* Start Document passage *
Cannibalism was rife and some women offered sexual favours in return for food.

There are horrific eye-witness accounts of mothers eating their own children.

In the Ukrainian city of Poltava, Andriy Melezhyk recalled that neighbours found a pot containing a boiled liver, heart and lungs in the home of one mother who had died.

Under a barrel in the cellar they discovered a small hole in which a child’s head, feet and hands were buried. It was the remains of the woman’s little daughter, Vaska.

The Soviet Miracle indeed!

Stalin was not alone in his crazed determination to push through his plan.

The archives reveal one young communist admitting: ‘I saw people dying from hunger, but I firmly believed the ends justified the means.’

Though Stalin was admittedly in a frenzy of nervous tension, it was at this point in 1932 when under another leader the Soviet Union might have simply fallen apart and history would have been different.

Embattled on all sides, criticised by his own comrades, faced with chaos and civil war and mass starvation in the countryside, he pushed on ruthlessly - even when, in 1932, his wife Nadya committed suicide, in part as a protest against the famine.

‘It seems in some regions of Ukraine, Soviet power has ceased to exist,’ he wrote.

‘Check the problem and take measures.’ That meant the destruction of any resistance.

Stalin created a draconian law that any hungry peasant who stole even a husk of grain was to be shot - the notorious Misappropriation of Socialist Property law.

Ends justifies the means, right?

Stalin called the peasants ‘saboteurs’ and declared it ‘a fight to the death! These people deliberately tried to sabotage the Soviet stage’.

Between four and five million died in Ukraine, a million died in Kazakhstan and another million in the north Caucasus and the Volga.

By 1933, 5.7 million households - somewhere between ten million and 15 million people - had vanished. They had been deported, shot or died of starvation.

nope, no slaughter here . . . keep moving - look at our shiny new factories and great grain harvest totals . . . and over here is our great new rail system - oh, just ignore that train full of Ukrainian corpses . . .

[quote]Ryan P. McCarter wrote:

[quote]Dabba wrote:Ok, sure. I don’t agree with the Inclosure Acts, which btw only happened in England. However, you still didn’t answer whether you think market forces by themselves were somehow created by government. You just said that the government abused its power… I agree with you.
[/quote]

I see. I think I sort of misunderstood your question.
* End Document passage *
Task requirements:
In the passage on the Soviet famine, what punishment did the Misappropriation of Socialist Property law set for a hungry peasant who stole even a husk of grain?
* Start Record extracts *
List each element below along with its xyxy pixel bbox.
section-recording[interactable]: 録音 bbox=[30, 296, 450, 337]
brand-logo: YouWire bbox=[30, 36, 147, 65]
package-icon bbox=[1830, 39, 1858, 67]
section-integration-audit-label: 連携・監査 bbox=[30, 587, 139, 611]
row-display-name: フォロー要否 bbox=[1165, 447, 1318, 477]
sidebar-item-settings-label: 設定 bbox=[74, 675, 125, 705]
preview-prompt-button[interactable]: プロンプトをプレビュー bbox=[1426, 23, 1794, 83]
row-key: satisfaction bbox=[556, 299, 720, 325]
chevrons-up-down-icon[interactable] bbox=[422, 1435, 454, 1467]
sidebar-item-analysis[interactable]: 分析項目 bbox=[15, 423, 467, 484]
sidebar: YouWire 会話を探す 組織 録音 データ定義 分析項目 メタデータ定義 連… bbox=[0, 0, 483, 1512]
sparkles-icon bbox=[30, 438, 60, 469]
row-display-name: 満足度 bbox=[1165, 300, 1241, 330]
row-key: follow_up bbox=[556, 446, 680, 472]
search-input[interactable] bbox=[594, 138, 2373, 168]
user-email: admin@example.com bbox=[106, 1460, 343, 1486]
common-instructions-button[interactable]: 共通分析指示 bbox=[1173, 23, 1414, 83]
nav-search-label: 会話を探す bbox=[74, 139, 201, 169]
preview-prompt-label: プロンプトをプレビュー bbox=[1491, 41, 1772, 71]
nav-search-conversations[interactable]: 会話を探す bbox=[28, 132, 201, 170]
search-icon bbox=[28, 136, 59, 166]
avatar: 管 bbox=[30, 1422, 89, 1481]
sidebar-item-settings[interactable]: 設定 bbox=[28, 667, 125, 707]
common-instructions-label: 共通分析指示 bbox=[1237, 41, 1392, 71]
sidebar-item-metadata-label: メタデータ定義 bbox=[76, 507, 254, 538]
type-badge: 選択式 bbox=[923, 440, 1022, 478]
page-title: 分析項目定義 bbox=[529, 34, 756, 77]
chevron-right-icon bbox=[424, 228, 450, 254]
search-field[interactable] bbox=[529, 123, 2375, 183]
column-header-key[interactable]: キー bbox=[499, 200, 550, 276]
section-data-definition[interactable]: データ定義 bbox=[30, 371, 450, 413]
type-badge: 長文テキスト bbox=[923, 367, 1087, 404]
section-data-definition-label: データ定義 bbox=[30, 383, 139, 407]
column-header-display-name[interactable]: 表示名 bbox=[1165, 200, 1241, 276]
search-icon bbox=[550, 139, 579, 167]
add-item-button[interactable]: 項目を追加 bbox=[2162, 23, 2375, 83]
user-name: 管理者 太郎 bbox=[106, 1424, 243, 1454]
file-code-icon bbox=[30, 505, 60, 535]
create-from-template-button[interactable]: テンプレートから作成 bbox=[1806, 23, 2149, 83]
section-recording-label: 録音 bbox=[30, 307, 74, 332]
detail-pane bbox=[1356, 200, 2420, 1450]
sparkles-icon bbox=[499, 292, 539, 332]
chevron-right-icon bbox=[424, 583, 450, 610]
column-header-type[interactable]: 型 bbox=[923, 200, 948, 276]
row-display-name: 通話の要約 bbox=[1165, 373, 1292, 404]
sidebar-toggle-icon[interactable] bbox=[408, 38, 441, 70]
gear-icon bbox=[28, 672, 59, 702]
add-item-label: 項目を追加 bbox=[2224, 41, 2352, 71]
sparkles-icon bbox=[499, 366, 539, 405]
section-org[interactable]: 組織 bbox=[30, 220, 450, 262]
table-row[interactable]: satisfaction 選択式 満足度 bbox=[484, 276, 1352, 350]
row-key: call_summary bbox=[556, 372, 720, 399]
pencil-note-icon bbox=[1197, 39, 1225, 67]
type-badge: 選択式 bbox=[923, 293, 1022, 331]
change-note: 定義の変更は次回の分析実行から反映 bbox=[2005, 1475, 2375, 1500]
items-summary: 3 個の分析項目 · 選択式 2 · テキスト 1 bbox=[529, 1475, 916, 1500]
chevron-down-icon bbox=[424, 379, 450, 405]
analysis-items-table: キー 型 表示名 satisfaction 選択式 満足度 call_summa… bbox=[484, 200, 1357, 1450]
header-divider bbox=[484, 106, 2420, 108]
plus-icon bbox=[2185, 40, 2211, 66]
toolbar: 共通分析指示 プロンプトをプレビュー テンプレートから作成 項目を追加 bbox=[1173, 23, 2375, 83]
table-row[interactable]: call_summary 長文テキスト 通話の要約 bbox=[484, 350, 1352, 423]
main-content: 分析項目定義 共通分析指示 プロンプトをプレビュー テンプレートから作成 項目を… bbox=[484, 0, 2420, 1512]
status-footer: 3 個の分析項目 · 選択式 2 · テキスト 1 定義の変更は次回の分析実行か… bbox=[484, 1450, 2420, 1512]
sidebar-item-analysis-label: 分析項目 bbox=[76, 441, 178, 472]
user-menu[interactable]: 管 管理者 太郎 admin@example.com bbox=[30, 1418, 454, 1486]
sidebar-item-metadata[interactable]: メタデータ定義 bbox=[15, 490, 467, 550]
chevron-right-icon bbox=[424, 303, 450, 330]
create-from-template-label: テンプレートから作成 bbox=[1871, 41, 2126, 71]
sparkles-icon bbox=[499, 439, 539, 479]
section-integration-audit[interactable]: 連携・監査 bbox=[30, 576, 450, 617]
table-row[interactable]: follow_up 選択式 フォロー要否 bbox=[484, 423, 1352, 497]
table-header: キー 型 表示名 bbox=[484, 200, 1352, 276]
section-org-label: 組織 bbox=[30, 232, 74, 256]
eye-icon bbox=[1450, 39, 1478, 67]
* End Record extracts *
Exercise output:
The peasant was to be shot.